# start of Entries supplied

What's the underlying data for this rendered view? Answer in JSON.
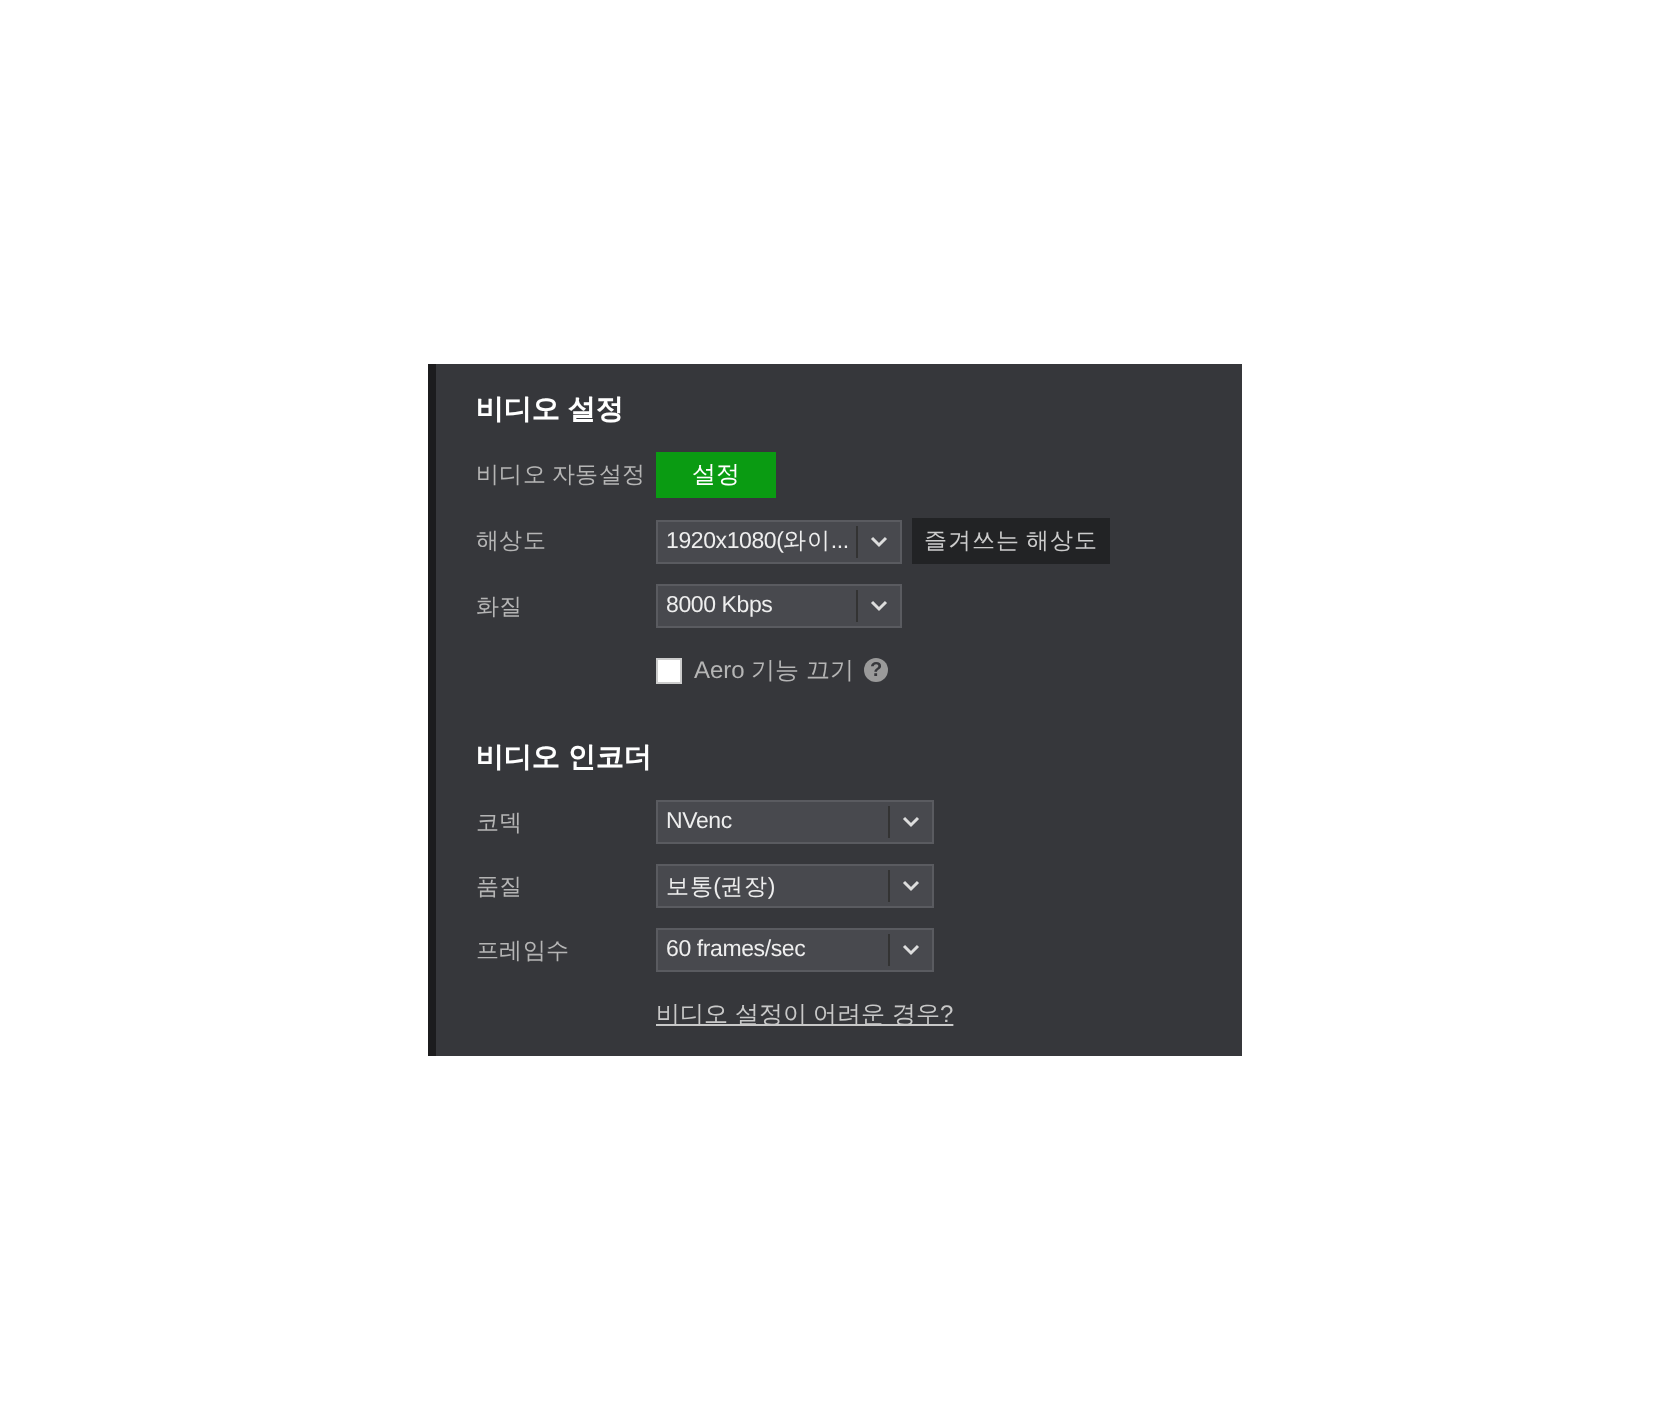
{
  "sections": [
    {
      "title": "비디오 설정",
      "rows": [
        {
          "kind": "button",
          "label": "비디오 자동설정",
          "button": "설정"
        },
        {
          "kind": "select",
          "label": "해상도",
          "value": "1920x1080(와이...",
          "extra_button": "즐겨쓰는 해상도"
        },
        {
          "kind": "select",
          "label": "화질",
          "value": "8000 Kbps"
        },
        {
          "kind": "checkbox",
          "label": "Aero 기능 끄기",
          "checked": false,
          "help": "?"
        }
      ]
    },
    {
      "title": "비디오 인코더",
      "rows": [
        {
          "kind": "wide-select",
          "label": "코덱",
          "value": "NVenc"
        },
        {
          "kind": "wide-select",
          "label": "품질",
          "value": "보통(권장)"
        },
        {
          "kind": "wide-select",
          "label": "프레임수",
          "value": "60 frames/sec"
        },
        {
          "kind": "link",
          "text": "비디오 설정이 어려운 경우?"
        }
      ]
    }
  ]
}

# end of Entries supplied

--- Directions ---
Excluding the pictures, restate the records above word for word.

--- Response to this task ---
What's the underlying data for this rendered view? Answer in JSON.
{
  "sections": [
    {
      "title": "비디오 설정",
      "rows": [
        {
          "kind": "button",
          "label": "비디오 자동설정",
          "button": "설정"
        },
        {
          "kind": "select",
          "label": "해상도",
          "value": "1920x1080(와이...",
          "extra_button": "즐겨쓰는 해상도"
        },
        {
          "kind": "select",
          "label": "화질",
          "value": "8000 Kbps"
        },
        {
          "kind": "checkbox",
          "label": "Aero 기능 끄기",
          "checked": false,
          "help": "?"
        }
      ]
    },
    {
      "title": "비디오 인코더",
      "rows": [
        {
          "kind": "wide-select",
          "label": "코덱",
          "value": "NVenc"
        },
        {
          "kind": "wide-select",
          "label": "품질",
          "value": "보통(권장)"
        },
        {
          "kind": "wide-select",
          "label": "프레임수",
          "value": "60 frames/sec"
        },
        {
          "kind": "link",
          "text": "비디오 설정이 어려운 경우?"
        }
      ]
    }
  ]
}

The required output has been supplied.